Written request ::
Copy every line from the data below in which the string "date" can be found.
>> START
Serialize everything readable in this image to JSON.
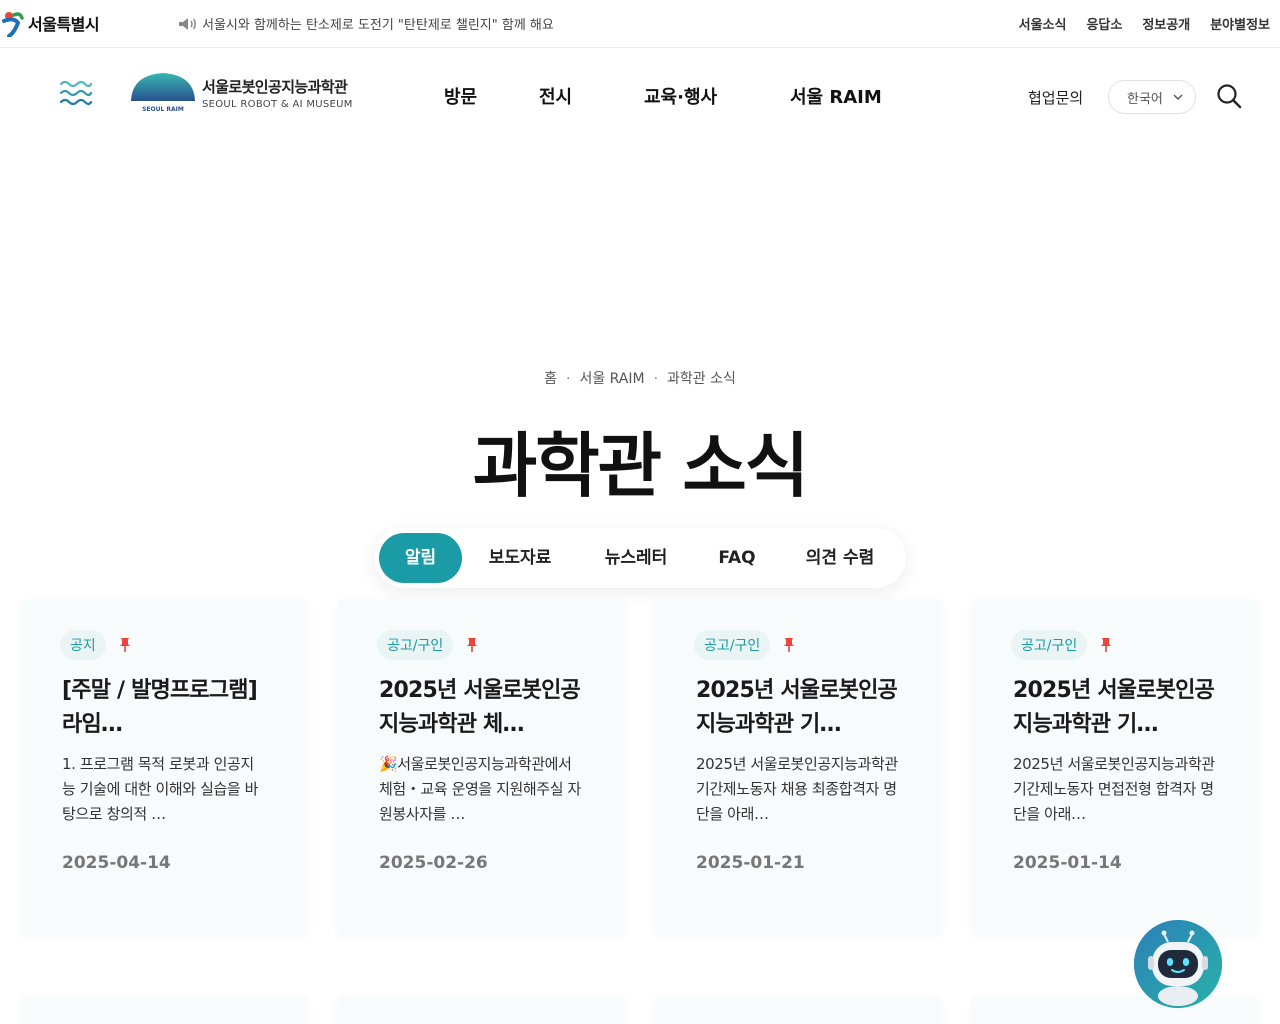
{
  "topbar": {
    "logo_name": "서울특별시",
    "notice": "서울시와 함께하는 탄소제로 도전기 \"탄탄제로 챌린지\" 함께 해요",
    "links": [
      "서울소식",
      "응답소",
      "정보공개",
      "분야별정보"
    ]
  },
  "header": {
    "brand_ko": "서울로봇인공지능과학관",
    "brand_en": "SEOUL ROBOT & AI MUSEUM",
    "brand_mark": "SEOUL RAIM",
    "nav": [
      "방문",
      "전시",
      "교육·행사",
      "서울 RAIM"
    ],
    "partner": "협업문의",
    "language": "한국어"
  },
  "breadcrumb": [
    "홈",
    "서울 RAIM",
    "과학관 소식"
  ],
  "page_title": "과학관 소식",
  "tabs": [
    {
      "label": "알림",
      "active": true
    },
    {
      "label": "보도자료",
      "active": false
    },
    {
      "label": "뉴스레터",
      "active": false
    },
    {
      "label": "FAQ",
      "active": false
    },
    {
      "label": "의견 수렴",
      "active": false
    }
  ],
  "cards": [
    {
      "category": "공지",
      "title": "[주말 / 발명프로그램] 라임…",
      "excerpt": "1. 프로그램 목적 로봇과 인공지능 기술에 대한 이해와 실습을 바탕으로 창의적 …",
      "date": "2025-04-14"
    },
    {
      "category": "공고/구인",
      "title": "2025년 서울로봇인공지능과학관 체…",
      "excerpt": "🎉서울로봇인공지능과학관에서 체험・교육 운영을 지원해주실 자원봉사자를 …",
      "date": "2025-02-26"
    },
    {
      "category": "공고/구인",
      "title": "2025년 서울로봇인공지능과학관 기…",
      "excerpt": "2025년 서울로봇인공지능과학관 기간제노동자 채용 최종합격자 명단을 아래…",
      "date": "2025-01-21"
    },
    {
      "category": "공고/구인",
      "title": "2025년 서울로봇인공지능과학관 기…",
      "excerpt": "2025년 서울로봇인공지능과학관 기간제노동자 면접전형 합격자 명단을 아래…",
      "date": "2025-01-14"
    }
  ],
  "colors": {
    "accent": "#1a9ba6",
    "pin": "#e8453c",
    "card_bg": "#f7fbfb"
  },
  "icons": {
    "menu": "wave-menu-icon",
    "search": "search-icon",
    "pin": "pin-icon",
    "notice": "speaker-icon",
    "chatbot": "robot-icon"
  }
}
>> END
Solution to the exercise ::
      "date": "2025-04-14"
      "date": "2025-02-26"
      "date": "2025-01-21"
      "date": "2025-01-14"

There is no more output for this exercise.